Stated goal:
Pick out all lines in the listing holding the string "text" and copy them.

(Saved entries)
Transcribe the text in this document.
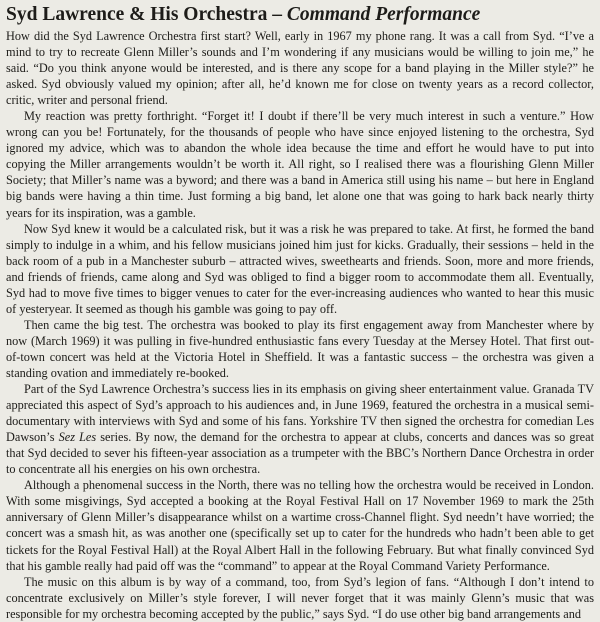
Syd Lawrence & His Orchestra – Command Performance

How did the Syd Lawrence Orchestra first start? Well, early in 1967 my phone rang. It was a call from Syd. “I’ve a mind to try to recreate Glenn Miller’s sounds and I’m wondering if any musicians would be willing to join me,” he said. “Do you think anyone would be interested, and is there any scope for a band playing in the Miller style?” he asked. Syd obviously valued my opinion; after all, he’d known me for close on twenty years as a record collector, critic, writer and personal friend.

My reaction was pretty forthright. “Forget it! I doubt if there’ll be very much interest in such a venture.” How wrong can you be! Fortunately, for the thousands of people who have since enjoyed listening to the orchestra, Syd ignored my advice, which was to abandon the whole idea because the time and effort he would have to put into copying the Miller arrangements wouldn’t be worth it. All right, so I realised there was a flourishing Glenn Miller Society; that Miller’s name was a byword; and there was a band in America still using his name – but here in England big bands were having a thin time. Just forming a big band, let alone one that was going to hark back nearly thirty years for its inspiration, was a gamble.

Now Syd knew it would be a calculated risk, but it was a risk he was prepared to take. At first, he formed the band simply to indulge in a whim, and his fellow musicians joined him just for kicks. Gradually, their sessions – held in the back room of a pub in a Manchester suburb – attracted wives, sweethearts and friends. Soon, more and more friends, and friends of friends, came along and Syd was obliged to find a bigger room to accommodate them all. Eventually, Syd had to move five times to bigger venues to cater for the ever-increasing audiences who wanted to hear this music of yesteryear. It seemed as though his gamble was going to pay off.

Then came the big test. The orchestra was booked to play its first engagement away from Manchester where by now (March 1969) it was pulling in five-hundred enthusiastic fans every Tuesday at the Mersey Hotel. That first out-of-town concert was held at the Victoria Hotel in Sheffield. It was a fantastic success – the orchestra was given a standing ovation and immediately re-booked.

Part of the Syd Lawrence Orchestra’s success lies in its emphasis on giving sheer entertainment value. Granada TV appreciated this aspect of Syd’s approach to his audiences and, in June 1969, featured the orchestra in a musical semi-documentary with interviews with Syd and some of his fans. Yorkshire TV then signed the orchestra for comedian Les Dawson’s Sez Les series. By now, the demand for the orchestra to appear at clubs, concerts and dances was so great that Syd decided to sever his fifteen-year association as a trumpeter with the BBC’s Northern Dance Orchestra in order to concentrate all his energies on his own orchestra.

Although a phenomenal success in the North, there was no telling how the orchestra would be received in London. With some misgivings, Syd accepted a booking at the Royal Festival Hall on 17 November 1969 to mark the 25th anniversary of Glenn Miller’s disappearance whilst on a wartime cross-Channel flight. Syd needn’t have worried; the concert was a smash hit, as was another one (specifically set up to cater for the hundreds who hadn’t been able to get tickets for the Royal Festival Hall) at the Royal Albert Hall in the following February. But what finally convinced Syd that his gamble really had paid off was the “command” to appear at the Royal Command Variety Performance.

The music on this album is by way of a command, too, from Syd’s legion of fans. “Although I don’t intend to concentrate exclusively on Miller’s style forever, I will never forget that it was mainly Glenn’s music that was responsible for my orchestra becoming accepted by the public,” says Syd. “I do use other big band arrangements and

* * *

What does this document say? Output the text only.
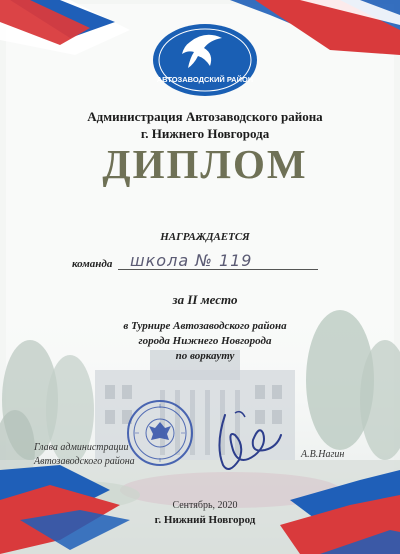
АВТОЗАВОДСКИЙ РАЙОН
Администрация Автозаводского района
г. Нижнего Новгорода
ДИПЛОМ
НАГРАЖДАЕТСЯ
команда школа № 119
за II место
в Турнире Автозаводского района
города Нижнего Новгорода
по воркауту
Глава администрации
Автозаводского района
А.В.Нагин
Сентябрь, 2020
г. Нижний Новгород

Completed exercise:
Transcribe the text in this document.
What does this document say? Output the text only.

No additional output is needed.